● Set exercise: A verbatim copy of the records is required, with all pictures left out.
#####
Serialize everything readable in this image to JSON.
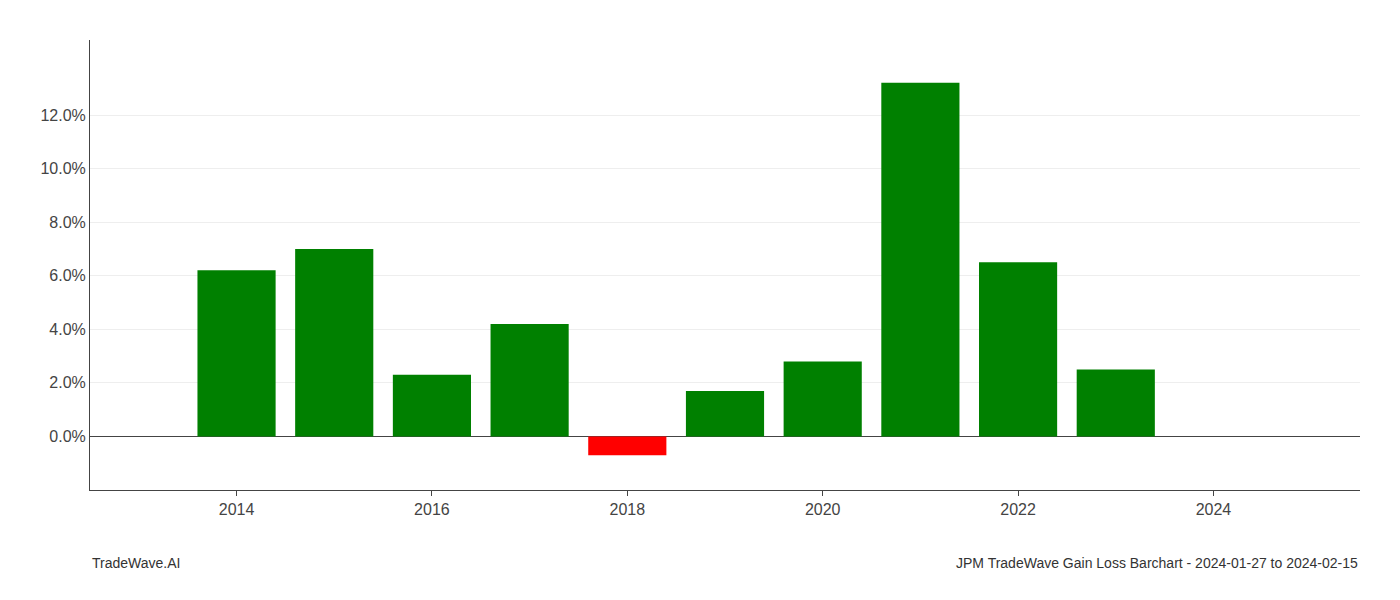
{
  "chart_data": {
    "type": "bar",
    "x": [
      2014,
      2015,
      2016,
      2017,
      2018,
      2019,
      2020,
      2021,
      2022,
      2023
    ],
    "values": [
      0.062,
      0.07,
      0.023,
      0.042,
      -0.007,
      0.017,
      0.028,
      0.132,
      0.065,
      0.025
    ],
    "colors": [
      "#008000",
      "#008000",
      "#008000",
      "#008000",
      "#ff0000",
      "#008000",
      "#008000",
      "#008000",
      "#008000",
      "#008000"
    ],
    "xlim": [
      2012.5,
      2025.5
    ],
    "xticks": [
      2014,
      2016,
      2018,
      2020,
      2022,
      2024
    ],
    "ylim": [
      -0.02,
      0.148
    ],
    "yticks": [
      {
        "value": 0.0,
        "label": "0.0%"
      },
      {
        "value": 0.02,
        "label": "2.0%"
      },
      {
        "value": 0.04,
        "label": "4.0%"
      },
      {
        "value": 0.06,
        "label": "6.0%"
      },
      {
        "value": 0.08,
        "label": "8.0%"
      },
      {
        "value": 0.1,
        "label": "10.0%"
      },
      {
        "value": 0.12,
        "label": "12.0%"
      }
    ],
    "grid": true,
    "annotations": [
      "TradeWave.AI",
      "JPM TradeWave Gain Loss Barchart - 2024-01-27 to 2024-02-15"
    ]
  }
}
#####
● Response to this task:
Serialize everything readable in this image to JSON.
{
  "chart_data": {
    "type": "bar",
    "x": [
      2014,
      2015,
      2016,
      2017,
      2018,
      2019,
      2020,
      2021,
      2022,
      2023
    ],
    "values": [
      0.062,
      0.07,
      0.023,
      0.042,
      -0.007,
      0.017,
      0.028,
      0.132,
      0.065,
      0.025
    ],
    "colors": [
      "#008000",
      "#008000",
      "#008000",
      "#008000",
      "#ff0000",
      "#008000",
      "#008000",
      "#008000",
      "#008000",
      "#008000"
    ],
    "xlim": [
      2012.5,
      2025.5
    ],
    "xticks": [
      2014,
      2016,
      2018,
      2020,
      2022,
      2024
    ],
    "ylim": [
      -0.02,
      0.148
    ],
    "yticks": [
      {
        "value": 0.0,
        "label": "0.0%"
      },
      {
        "value": 0.02,
        "label": "2.0%"
      },
      {
        "value": 0.04,
        "label": "4.0%"
      },
      {
        "value": 0.06,
        "label": "6.0%"
      },
      {
        "value": 0.08,
        "label": "8.0%"
      },
      {
        "value": 0.1,
        "label": "10.0%"
      },
      {
        "value": 0.12,
        "label": "12.0%"
      }
    ],
    "grid": true,
    "annotations": [
      "TradeWave.AI",
      "JPM TradeWave Gain Loss Barchart - 2024-01-27 to 2024-02-15"
    ]
  }
}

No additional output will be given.